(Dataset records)
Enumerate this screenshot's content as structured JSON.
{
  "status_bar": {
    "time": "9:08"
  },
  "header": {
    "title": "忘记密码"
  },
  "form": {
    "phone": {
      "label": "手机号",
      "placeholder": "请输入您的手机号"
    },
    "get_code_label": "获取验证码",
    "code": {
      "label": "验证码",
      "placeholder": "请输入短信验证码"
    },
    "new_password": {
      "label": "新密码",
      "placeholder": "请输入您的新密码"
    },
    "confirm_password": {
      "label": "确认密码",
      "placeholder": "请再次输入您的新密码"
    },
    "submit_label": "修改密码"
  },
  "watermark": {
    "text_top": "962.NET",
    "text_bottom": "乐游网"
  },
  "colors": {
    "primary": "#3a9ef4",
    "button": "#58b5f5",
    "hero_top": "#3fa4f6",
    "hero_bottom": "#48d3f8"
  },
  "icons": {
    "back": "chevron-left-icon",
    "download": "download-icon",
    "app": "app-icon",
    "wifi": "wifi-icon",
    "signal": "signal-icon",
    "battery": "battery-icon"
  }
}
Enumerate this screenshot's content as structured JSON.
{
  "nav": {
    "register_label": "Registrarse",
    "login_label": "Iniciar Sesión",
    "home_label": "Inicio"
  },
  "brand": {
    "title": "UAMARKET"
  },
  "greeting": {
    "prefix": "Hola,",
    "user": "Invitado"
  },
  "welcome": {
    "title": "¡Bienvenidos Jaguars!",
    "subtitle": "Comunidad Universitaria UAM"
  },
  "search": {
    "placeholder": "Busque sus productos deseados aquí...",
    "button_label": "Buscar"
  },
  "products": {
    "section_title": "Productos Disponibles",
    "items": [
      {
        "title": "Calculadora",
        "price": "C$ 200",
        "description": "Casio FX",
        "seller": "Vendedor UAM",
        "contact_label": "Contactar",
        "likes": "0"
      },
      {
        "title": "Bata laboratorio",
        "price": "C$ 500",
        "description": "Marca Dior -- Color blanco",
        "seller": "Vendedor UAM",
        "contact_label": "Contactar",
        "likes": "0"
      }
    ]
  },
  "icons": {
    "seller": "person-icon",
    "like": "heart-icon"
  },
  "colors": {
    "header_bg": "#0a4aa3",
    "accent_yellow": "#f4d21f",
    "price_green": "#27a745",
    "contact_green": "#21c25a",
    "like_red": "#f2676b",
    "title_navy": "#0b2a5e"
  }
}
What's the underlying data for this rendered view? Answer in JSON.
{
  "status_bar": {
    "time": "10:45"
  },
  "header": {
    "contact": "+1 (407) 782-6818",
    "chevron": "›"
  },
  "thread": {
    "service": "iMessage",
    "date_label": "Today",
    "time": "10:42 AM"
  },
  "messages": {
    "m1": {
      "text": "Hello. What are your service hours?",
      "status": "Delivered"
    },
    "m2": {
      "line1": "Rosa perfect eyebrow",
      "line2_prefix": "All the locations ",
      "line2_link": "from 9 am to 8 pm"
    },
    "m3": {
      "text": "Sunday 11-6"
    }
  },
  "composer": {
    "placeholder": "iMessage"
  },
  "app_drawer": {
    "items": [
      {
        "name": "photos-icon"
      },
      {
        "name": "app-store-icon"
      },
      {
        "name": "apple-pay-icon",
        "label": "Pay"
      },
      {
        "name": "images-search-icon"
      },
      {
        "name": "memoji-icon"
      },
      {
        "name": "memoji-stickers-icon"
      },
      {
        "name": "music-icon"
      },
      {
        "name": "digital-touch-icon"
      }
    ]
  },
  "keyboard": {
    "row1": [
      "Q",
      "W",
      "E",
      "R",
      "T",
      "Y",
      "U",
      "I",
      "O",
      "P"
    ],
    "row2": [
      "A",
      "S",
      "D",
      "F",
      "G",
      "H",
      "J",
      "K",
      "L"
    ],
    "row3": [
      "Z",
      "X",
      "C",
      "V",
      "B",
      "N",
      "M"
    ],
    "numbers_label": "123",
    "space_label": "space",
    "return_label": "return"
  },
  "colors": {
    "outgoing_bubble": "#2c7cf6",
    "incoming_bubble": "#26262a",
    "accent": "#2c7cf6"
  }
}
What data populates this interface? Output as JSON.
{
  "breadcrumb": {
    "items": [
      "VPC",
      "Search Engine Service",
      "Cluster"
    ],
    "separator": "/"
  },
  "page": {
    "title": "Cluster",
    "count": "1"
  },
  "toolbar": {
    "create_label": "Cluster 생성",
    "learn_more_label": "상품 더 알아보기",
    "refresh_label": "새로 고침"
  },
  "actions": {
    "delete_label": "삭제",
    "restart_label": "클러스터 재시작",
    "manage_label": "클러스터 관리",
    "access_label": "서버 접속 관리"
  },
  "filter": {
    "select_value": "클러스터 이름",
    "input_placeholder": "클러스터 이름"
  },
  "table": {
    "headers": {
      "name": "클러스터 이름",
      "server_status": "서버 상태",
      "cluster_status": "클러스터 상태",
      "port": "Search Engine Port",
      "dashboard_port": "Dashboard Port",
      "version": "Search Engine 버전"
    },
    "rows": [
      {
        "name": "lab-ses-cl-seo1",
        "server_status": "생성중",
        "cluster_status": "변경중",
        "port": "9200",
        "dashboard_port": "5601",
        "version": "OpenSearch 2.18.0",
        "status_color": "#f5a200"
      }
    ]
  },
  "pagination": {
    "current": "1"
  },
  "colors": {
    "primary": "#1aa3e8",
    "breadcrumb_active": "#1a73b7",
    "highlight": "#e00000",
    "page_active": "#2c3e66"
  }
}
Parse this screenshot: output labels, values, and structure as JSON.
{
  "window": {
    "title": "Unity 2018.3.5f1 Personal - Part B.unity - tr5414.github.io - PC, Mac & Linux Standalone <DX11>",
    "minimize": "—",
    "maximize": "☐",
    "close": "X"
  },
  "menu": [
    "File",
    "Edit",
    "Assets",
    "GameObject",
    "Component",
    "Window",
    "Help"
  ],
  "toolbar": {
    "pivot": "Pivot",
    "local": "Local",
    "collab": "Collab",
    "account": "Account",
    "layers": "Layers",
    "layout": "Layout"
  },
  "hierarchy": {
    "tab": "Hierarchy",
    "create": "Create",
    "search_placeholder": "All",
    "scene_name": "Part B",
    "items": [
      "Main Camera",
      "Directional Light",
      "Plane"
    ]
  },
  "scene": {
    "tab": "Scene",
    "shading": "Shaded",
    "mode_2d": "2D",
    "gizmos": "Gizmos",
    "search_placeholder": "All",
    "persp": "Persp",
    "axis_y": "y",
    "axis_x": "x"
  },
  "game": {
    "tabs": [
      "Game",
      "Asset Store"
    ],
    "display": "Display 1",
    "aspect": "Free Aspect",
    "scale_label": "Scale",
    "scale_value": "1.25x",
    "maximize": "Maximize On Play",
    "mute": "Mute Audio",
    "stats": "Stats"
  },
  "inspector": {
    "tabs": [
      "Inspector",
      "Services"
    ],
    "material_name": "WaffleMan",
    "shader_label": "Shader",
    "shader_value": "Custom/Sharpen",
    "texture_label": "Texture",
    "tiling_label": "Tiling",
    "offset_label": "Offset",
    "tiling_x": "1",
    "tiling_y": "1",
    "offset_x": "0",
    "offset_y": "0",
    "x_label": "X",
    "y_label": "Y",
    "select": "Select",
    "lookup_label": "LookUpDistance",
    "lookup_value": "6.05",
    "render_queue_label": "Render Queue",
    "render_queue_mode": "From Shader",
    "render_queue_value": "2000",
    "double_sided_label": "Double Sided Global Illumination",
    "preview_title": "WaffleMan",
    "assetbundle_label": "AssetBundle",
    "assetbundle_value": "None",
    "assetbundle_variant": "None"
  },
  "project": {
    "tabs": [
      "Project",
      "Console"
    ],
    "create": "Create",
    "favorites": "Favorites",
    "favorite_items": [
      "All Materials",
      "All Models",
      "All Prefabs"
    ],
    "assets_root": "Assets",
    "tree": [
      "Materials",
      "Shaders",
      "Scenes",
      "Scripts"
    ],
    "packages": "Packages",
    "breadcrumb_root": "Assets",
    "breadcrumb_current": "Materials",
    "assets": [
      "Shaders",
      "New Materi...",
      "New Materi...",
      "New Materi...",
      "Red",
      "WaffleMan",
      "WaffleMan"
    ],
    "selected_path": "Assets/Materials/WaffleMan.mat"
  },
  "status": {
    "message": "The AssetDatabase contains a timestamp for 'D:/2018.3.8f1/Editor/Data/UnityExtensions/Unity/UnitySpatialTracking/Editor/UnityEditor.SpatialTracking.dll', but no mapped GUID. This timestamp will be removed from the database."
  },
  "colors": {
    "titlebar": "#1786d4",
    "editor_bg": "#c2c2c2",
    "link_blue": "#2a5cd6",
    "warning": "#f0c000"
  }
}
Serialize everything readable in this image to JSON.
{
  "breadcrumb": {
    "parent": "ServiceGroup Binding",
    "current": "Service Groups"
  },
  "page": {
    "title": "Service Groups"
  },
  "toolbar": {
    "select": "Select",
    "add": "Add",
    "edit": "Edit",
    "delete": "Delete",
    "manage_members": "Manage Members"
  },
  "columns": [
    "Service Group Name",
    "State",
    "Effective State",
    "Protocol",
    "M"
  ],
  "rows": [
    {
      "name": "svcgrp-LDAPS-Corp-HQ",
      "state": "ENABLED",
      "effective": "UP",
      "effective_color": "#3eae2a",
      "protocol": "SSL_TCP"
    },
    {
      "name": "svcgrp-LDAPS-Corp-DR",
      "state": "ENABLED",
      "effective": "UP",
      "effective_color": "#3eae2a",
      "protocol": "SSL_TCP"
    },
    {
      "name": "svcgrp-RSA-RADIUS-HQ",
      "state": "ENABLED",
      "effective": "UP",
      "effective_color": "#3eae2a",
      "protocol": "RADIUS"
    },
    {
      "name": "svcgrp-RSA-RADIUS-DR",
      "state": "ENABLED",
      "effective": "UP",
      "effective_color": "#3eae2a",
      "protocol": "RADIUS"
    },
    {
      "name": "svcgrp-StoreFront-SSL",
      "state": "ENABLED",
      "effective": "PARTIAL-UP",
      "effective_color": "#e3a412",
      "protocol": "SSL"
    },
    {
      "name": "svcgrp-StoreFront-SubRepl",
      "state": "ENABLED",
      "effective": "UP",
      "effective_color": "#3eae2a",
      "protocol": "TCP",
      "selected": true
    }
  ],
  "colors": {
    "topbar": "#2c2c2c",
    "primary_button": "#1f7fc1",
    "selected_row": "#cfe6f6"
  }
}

▸ **TO BE DONE**
Search the data for "description" and list every line in which it occurs.

▸ **WRITTEN REPLY**
        "description": "Casio FX",
        "description": "Marca Dior -- Color blanco",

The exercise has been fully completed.